** start Dataset content **

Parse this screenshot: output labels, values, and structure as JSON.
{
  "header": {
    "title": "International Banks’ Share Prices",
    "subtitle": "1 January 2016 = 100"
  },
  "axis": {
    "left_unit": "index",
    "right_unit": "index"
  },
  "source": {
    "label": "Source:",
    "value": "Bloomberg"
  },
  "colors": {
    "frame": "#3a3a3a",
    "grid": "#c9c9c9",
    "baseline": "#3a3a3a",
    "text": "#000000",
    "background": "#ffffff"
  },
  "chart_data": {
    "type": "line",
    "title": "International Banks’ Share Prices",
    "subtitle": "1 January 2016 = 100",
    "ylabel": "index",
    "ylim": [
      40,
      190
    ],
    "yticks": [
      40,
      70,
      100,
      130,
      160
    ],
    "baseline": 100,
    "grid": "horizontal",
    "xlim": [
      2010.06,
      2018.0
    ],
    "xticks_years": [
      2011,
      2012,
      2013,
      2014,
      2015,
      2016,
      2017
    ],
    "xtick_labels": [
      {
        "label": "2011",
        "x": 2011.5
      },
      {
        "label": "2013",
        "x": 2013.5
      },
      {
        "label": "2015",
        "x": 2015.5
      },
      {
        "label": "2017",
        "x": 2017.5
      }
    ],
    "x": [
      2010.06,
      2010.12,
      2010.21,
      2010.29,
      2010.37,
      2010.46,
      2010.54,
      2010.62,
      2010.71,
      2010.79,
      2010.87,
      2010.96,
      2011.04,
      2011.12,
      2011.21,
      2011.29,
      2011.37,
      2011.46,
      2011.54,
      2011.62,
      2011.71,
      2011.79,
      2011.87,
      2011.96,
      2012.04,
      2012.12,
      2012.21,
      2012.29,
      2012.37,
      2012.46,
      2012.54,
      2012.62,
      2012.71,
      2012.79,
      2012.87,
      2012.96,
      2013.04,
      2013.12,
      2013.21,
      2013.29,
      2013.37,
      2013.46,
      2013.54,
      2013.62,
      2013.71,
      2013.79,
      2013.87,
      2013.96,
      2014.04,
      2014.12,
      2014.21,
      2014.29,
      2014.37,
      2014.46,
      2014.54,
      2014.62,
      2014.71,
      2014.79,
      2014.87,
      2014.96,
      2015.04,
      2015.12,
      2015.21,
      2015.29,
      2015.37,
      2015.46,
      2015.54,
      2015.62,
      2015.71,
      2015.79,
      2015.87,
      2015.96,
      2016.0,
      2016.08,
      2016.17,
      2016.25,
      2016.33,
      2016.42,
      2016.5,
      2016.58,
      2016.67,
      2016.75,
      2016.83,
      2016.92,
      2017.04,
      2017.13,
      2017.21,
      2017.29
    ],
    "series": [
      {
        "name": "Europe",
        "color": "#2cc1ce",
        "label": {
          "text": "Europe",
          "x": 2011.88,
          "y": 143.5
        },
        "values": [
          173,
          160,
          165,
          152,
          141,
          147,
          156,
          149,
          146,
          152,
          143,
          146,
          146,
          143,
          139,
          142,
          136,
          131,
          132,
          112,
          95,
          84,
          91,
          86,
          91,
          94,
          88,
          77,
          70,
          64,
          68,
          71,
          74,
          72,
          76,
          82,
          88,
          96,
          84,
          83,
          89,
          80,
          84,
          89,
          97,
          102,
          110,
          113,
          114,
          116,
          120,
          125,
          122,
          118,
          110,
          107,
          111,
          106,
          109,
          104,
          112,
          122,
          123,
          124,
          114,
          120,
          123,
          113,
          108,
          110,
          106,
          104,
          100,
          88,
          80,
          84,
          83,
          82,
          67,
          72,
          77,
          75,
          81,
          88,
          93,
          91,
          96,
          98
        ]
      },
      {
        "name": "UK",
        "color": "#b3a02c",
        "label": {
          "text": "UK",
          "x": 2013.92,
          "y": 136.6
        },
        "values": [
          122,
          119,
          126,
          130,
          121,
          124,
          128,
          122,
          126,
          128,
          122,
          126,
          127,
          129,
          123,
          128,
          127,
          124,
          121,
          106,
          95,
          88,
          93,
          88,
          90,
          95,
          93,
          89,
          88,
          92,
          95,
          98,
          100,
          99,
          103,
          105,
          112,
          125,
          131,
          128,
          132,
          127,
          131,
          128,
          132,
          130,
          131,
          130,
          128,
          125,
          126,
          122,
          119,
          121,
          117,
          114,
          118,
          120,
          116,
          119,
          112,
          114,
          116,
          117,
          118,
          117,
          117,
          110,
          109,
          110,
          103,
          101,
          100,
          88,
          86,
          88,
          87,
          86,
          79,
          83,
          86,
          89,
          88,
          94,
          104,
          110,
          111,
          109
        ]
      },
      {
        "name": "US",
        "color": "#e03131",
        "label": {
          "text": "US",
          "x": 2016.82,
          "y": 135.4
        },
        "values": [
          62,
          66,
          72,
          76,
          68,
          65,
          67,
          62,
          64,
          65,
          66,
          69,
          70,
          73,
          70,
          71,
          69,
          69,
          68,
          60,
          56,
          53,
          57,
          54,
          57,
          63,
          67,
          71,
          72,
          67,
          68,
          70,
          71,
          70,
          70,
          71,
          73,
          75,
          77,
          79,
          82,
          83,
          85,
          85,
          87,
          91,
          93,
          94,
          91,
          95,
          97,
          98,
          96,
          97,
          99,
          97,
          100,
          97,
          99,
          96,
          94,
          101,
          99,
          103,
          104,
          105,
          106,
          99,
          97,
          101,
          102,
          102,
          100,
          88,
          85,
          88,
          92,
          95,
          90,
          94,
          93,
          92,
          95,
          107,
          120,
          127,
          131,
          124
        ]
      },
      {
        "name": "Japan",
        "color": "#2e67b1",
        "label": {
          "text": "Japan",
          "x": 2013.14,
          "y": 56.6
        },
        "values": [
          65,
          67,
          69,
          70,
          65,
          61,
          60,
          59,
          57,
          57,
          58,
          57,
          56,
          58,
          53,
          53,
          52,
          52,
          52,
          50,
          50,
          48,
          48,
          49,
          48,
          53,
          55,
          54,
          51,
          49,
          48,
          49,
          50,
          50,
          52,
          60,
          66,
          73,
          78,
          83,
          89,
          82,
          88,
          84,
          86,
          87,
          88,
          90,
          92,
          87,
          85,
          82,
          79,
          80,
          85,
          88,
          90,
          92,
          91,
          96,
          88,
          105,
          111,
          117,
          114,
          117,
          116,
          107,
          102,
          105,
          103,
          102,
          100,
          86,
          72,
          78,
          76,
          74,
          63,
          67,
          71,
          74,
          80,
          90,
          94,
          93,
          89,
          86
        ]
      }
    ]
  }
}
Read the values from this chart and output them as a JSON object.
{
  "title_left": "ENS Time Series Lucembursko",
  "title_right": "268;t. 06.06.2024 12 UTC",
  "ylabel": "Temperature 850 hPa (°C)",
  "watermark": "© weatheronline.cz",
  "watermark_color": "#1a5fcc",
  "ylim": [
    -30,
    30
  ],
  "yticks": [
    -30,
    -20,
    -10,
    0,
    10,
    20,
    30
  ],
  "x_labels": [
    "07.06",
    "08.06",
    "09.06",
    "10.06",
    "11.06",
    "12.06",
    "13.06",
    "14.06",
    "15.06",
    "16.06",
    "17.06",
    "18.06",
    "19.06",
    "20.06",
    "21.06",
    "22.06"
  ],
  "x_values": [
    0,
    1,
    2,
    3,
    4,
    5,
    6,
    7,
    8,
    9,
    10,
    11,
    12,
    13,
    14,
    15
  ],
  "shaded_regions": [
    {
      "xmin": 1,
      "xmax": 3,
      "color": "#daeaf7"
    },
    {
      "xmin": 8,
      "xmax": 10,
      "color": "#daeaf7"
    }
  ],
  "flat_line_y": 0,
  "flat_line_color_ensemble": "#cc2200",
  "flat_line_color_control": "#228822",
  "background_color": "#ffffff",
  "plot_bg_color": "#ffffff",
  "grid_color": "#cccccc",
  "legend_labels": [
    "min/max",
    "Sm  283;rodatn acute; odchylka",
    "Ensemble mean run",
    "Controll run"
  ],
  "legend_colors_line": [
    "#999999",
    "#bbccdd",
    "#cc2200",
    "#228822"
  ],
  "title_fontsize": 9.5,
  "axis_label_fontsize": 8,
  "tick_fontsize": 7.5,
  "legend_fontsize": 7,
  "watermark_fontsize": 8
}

** end Dataset content **

Show, from the material above, each line that includes the string "ylabel".

- Answer to this exercise -
    "ylabel": "index",
  "ylabel": "Temperature 850 hPa (°C)",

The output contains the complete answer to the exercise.